→ Problem 1
In the blog post about the covers of Sam Kean's book, what is the book's full title?
→ Problem 2
List the features of the book's American cover that the post about the covers of Sam Kean's book describes.
→ Problem 3
Continue the post about the covers of Sam Kean's book from its last sentence.

**** Source extract ****

I had never heard of Sam Kean’s The Disappearing Spoon before coming across this wonderful little essay in Slate. The book itself looks like quite a fascinating read: a collection of true stories relating the comic, tragic, and often macabre origins of the periodic table of elements.
Kean’s little piece in Slate talks nothing of the books content, however. To set up the context, have a look at the book’s American cover:

Makes sense. There’s the titular disappearing spoon, along with a font and layout that shouts “HISTORY!” and some ominous clouds in the background to give the whole thing a tinge of the sinister. Fits perfectly with the book’s full title: The Disappearing Spoon and Other True Tales of Madness, Love, and the History of the World From the Periodic Table of the Elements.
Now, imagine you’re the author and you receive the following copy of the Taiwan edition in the mail.

Ok, a spoon. Good so far. An x-ray image of a hand – sure, that’s how the Curies first used radium. Moving down the cover… title, author, an anime sperm, a ….wait. Hold on a sec… Optimus Prime? Two women in separate, but equally, provocative poses? A flaccid dil… Huuuuhhhh???
This was pretty much Kean’s reaction.

**** Provided material ****

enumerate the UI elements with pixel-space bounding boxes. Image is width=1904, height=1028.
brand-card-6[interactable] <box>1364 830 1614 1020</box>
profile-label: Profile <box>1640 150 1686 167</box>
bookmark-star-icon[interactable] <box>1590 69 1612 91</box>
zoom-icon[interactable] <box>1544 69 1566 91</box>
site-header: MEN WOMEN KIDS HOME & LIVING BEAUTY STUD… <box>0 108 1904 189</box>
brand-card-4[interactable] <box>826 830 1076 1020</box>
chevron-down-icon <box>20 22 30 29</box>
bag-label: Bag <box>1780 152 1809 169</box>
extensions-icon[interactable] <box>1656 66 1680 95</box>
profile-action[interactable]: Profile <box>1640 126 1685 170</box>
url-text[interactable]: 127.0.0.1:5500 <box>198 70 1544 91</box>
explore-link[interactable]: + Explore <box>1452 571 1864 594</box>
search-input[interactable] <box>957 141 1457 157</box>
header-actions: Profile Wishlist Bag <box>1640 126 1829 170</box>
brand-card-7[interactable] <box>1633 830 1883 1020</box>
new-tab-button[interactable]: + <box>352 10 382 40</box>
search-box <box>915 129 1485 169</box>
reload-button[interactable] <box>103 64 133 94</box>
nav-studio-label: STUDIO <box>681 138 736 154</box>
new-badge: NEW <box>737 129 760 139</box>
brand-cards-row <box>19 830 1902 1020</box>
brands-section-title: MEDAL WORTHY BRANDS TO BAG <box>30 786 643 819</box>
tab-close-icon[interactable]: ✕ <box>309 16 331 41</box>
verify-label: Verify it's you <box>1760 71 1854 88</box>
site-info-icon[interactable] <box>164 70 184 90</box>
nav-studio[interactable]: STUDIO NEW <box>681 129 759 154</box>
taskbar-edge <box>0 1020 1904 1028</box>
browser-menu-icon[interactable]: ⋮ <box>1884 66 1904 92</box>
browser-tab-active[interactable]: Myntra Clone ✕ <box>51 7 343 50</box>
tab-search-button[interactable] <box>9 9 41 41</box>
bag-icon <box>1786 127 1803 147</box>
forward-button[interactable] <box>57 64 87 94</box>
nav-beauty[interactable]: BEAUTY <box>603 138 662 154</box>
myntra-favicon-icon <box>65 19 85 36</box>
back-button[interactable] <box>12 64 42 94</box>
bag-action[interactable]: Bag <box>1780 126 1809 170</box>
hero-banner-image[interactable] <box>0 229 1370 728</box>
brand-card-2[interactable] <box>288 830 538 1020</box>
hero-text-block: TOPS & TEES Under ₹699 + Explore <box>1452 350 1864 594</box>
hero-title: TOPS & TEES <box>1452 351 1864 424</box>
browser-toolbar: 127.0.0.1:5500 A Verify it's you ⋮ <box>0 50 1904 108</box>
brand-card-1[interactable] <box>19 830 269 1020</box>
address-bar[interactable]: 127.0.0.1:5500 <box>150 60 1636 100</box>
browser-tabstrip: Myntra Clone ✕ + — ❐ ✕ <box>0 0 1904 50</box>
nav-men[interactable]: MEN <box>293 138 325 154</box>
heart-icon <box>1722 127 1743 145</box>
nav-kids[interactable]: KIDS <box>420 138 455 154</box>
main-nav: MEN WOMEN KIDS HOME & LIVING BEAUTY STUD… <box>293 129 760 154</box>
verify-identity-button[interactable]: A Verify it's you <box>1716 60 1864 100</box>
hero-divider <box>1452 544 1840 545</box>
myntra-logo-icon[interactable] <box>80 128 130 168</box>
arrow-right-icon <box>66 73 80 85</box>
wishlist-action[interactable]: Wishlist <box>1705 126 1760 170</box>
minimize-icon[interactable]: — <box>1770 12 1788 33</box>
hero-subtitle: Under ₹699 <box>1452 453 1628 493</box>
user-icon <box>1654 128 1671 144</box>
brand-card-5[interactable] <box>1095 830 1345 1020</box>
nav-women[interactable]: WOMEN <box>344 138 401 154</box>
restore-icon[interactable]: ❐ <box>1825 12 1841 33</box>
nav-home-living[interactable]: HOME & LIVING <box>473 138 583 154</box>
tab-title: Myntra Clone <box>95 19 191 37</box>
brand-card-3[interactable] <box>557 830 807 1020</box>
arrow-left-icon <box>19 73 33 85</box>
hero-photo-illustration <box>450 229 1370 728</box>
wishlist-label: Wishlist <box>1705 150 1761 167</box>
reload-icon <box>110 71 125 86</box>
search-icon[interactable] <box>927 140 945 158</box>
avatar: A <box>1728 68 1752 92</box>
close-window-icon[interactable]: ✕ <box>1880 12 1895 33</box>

****

→ Written response 1
The Disappearing Spoon and Other True Tales of Madness, Love, and the History of the World From the Periodic Table of the Elements

→ Written response 2
- The titular disappearing spoon
- A font and layout that shouts "HISTORY!"
- Ominous clouds in the background

→ Written response 3
I couldn’t make sense of what looked like Transformers logos for “gold” and “plutonium.” But most baffling were the smutty icons: a smiling anime sperm (“hydrogen”), two naked women thrust into suggestive poses (“barium” and “iodine”), and a slightly drooping dildo named “zinc.” (Why not silicon?)…I never thought of myself as writing something a teenage boy might stash beneath his mattress. (The iodine story in The Disappearing Spoon talked about those noted hunks Gandhi and Bertrand Russell.) Was this a gross mistranslation? Dadaist whimsy?
Kean manages to track down the cover designer to get to the bottom of this. Her answers?
We usually have many technology books, [which] are serious, serious, serious, and bored!!” she wrote via email. “So, this one, we want to make it more fun and interesting, to catch people’s eyes, and make them curious about it.
As for the half-deflated zinc male member…
When a men was weak in sex, his wife might give him some seafood, [and] the seafood have many zinc. That is why I draw that icon for zinc.
To paraphrase Kean, “Makes sense…sort of.”